** START OF Given entries **

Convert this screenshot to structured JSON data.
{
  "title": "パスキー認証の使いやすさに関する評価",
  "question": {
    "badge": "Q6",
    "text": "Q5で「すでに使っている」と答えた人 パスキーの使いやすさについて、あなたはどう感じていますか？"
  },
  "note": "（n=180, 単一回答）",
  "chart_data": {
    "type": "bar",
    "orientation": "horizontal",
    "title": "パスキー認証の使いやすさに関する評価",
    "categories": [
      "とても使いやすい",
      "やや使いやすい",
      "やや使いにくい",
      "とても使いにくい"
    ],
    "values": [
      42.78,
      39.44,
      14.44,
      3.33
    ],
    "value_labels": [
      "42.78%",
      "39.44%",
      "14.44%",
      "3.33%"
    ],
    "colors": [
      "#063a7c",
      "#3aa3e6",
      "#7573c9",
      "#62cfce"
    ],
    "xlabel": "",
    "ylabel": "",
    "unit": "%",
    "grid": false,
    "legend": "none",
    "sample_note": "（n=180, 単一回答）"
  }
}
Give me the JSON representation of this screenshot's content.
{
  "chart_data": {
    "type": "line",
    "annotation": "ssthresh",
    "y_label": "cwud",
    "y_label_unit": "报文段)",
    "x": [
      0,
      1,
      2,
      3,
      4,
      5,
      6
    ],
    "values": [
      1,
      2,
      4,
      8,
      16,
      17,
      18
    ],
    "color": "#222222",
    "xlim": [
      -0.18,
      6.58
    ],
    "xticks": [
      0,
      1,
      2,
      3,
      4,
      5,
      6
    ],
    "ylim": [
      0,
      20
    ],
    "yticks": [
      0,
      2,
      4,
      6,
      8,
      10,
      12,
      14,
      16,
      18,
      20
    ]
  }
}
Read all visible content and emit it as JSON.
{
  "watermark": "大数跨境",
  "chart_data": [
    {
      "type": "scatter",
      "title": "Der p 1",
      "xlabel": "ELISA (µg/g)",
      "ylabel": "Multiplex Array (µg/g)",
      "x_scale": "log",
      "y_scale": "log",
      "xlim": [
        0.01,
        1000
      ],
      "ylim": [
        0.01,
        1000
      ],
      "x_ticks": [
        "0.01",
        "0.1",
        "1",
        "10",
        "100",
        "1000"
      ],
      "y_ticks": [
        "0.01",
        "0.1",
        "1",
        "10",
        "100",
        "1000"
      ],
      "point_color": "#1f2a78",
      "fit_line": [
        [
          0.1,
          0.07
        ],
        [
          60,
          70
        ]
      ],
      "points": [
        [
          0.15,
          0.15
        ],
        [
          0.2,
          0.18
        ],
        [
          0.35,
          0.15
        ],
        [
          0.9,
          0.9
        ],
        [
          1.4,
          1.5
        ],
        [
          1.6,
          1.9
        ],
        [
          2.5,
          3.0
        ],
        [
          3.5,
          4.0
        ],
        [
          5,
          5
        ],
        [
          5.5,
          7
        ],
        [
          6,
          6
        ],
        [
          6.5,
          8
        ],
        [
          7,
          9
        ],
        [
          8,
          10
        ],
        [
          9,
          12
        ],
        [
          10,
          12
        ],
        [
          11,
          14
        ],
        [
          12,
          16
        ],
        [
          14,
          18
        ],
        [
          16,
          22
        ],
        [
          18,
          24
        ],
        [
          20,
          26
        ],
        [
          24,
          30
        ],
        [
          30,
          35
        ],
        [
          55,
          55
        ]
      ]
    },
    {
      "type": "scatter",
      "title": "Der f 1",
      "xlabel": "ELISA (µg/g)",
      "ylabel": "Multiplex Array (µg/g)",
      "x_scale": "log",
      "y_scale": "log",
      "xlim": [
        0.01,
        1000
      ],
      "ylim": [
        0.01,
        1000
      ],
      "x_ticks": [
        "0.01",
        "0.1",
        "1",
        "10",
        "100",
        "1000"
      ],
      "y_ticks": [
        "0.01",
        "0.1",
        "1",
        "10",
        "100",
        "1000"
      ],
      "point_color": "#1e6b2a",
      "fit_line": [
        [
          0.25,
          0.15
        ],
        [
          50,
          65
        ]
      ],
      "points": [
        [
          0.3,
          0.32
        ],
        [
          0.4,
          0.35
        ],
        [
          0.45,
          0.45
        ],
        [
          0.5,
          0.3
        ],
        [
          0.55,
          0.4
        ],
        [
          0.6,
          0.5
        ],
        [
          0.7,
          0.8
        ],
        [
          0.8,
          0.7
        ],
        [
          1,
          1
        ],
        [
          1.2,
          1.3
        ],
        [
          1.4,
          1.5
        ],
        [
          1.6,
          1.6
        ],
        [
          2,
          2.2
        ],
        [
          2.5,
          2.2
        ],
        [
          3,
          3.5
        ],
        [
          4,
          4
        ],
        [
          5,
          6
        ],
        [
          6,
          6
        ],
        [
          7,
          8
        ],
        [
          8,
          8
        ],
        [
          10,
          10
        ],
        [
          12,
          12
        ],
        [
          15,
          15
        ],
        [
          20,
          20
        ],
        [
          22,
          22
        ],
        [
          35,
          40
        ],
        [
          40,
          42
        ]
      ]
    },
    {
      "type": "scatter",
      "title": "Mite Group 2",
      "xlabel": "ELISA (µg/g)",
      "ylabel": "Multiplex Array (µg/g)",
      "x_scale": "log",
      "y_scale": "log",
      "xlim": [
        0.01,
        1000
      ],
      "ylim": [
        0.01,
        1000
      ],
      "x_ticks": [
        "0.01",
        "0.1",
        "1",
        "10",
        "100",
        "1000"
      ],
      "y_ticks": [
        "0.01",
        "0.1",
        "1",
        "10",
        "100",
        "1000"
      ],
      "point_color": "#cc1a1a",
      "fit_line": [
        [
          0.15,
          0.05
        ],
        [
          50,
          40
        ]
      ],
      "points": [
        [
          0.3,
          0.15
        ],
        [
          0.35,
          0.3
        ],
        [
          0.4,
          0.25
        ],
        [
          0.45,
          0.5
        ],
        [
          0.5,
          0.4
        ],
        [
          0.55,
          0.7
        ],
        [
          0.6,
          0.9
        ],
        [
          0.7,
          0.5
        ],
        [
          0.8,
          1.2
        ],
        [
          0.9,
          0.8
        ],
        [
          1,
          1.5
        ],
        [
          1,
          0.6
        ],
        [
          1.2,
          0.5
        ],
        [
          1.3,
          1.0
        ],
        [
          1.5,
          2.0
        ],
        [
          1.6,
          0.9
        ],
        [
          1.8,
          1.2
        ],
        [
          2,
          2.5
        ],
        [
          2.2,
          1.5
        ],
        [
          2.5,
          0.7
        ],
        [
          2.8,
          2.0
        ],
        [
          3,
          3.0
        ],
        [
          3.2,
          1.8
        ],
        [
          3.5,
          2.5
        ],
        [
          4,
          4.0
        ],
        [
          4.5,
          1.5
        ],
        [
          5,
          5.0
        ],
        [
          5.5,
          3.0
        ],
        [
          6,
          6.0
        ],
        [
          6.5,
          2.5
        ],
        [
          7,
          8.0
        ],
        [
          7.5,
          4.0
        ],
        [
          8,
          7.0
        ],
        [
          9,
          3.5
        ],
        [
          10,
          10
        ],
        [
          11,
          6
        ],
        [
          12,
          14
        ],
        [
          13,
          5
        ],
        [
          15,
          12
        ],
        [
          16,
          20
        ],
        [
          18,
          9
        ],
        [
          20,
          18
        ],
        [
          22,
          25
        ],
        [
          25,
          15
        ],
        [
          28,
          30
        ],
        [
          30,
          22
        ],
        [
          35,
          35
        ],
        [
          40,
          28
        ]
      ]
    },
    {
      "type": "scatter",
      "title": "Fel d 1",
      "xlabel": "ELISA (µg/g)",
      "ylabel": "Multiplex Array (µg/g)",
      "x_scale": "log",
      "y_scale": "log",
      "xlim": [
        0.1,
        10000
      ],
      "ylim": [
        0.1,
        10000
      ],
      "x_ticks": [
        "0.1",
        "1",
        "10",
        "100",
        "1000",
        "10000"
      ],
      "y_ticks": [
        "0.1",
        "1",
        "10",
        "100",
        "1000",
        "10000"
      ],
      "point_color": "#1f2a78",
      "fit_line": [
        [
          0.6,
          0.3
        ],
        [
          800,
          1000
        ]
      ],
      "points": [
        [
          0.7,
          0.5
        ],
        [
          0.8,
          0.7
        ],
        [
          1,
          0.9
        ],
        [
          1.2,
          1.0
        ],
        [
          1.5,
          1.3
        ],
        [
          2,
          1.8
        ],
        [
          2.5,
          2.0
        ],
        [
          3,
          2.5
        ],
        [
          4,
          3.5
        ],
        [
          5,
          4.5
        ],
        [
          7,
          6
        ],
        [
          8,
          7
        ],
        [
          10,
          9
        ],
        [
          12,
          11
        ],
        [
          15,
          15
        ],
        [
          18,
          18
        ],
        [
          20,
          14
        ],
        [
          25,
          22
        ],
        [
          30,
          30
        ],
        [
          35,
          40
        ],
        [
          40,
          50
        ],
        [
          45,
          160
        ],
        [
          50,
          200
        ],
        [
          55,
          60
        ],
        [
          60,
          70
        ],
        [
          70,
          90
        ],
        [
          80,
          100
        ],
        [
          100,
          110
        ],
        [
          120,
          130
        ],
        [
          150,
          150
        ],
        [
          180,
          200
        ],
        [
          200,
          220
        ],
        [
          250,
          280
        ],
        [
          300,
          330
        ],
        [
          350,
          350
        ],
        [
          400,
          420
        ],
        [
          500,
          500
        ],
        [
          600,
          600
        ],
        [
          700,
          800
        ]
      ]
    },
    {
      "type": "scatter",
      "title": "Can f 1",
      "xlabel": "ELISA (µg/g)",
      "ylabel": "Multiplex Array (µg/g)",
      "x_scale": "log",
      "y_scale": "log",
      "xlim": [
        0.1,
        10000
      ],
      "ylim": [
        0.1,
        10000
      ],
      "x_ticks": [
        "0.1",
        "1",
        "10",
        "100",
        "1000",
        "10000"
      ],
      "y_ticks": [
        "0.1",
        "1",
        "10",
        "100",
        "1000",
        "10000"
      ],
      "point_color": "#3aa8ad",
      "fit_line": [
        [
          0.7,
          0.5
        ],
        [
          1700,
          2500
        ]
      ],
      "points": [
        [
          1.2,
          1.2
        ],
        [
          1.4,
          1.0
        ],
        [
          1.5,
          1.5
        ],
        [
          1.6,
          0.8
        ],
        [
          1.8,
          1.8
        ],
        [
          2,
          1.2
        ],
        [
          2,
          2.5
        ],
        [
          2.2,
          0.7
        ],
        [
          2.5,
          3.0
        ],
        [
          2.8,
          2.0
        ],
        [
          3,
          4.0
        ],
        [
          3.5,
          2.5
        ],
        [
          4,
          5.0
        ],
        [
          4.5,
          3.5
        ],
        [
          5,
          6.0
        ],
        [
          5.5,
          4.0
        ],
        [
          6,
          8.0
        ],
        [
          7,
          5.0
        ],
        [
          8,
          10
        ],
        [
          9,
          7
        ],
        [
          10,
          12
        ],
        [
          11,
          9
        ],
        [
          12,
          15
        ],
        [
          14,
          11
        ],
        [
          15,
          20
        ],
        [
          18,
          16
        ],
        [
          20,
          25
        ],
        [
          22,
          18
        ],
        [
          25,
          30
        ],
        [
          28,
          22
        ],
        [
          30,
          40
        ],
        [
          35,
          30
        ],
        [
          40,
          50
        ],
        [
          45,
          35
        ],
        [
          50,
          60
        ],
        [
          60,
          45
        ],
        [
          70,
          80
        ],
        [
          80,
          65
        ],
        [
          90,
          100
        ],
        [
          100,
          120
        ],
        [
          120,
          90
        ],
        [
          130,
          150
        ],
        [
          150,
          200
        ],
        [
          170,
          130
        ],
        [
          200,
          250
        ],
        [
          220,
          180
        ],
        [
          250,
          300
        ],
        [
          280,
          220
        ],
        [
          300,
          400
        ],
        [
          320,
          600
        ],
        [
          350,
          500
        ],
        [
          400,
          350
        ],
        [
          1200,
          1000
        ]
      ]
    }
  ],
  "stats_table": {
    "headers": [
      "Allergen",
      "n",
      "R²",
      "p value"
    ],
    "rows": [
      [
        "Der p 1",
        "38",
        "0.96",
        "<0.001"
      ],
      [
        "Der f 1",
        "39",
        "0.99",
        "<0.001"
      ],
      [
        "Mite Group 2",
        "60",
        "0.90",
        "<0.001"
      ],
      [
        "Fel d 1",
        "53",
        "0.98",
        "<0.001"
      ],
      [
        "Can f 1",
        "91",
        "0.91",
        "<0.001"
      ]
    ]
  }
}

** END OF Given entries **

Identify and copy the lines holding the word "パスキー認証の使いやすさに関する評価".

**Exercise answer**
  "title": "パスキー認証の使いやすさに関する評価",
    "title": "パスキー認証の使いやすさに関する評価",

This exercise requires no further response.